***** Data for this exercise *****

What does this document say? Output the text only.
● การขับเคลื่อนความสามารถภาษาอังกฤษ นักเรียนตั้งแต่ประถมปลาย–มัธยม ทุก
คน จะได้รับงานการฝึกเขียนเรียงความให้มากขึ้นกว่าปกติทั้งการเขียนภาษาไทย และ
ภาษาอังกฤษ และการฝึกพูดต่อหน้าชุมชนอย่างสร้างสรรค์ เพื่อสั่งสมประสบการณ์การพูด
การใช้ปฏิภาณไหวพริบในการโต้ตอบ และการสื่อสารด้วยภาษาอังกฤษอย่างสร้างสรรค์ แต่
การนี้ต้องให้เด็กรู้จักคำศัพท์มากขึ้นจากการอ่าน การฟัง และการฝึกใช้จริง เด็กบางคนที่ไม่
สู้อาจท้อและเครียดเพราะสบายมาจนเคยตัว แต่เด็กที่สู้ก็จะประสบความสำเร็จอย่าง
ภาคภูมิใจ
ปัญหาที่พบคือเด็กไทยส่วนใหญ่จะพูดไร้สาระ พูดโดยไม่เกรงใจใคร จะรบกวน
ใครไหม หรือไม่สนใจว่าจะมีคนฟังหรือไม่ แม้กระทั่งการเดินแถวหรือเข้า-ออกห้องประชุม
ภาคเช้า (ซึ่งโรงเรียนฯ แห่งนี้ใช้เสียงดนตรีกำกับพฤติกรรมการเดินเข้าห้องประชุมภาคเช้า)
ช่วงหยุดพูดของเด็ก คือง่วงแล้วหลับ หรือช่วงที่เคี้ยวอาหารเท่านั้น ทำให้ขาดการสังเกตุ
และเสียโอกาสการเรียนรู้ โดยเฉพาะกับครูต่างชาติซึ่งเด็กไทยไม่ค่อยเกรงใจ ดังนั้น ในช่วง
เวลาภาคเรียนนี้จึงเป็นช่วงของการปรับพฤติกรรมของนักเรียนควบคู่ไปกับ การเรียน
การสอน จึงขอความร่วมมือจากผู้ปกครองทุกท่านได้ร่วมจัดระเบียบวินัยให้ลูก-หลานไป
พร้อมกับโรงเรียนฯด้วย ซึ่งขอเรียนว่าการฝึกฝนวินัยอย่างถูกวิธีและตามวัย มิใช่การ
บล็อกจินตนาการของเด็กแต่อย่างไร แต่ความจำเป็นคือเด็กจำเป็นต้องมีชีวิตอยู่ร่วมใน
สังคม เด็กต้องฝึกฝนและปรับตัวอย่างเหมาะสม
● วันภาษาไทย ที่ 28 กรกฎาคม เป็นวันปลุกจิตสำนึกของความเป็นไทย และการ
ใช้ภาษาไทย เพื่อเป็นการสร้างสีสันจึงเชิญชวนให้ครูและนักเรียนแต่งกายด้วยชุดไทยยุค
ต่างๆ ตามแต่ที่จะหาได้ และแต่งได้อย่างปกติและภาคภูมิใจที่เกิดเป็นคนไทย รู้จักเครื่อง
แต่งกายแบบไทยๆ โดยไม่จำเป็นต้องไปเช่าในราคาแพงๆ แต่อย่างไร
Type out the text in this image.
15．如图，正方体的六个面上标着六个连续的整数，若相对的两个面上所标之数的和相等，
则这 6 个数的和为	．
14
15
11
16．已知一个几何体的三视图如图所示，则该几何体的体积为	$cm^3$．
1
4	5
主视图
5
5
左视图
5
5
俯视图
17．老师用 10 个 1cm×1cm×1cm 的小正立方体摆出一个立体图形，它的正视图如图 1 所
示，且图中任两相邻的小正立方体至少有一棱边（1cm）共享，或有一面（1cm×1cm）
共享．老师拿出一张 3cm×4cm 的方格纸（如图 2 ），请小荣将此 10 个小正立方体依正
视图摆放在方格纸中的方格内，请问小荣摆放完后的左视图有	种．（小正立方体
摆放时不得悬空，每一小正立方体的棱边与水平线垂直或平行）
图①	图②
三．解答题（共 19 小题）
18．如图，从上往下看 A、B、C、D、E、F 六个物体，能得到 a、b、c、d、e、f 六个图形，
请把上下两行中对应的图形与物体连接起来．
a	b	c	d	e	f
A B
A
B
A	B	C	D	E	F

*****

Your goal:
Take the line that contains "Type out the text in this image." and every line after it through the end of the listing above, and repeat them exactly.

Output for this exercise:
Type out the text in this image.
15．如图，正方体的六个面上标着六个连续的整数，若相对的两个面上所标之数的和相等，
则这 6 个数的和为	．
14
15
11
16．已知一个几何体的三视图如图所示，则该几何体的体积为	$cm^3$．
1
4	5
主视图
5
5
左视图
5
5
俯视图
17．老师用 10 个 1cm×1cm×1cm 的小正立方体摆出一个立体图形，它的正视图如图 1 所
示，且图中任两相邻的小正立方体至少有一棱边（1cm）共享，或有一面（1cm×1cm）
共享．老师拿出一张 3cm×4cm 的方格纸（如图 2 ），请小荣将此 10 个小正立方体依正
视图摆放在方格纸中的方格内，请问小荣摆放完后的左视图有	种．（小正立方体
摆放时不得悬空，每一小正立方体的棱边与水平线垂直或平行）
图①	图②
三．解答题（共 19 小题）
18．如图，从上往下看 A、B、C、D、E、F 六个物体，能得到 a、b、c、d、e、f 六个图形，
请把上下两行中对应的图形与物体连接起来．
a	b	c	d	e	f
A B
A
B
A	B	C	D	E	F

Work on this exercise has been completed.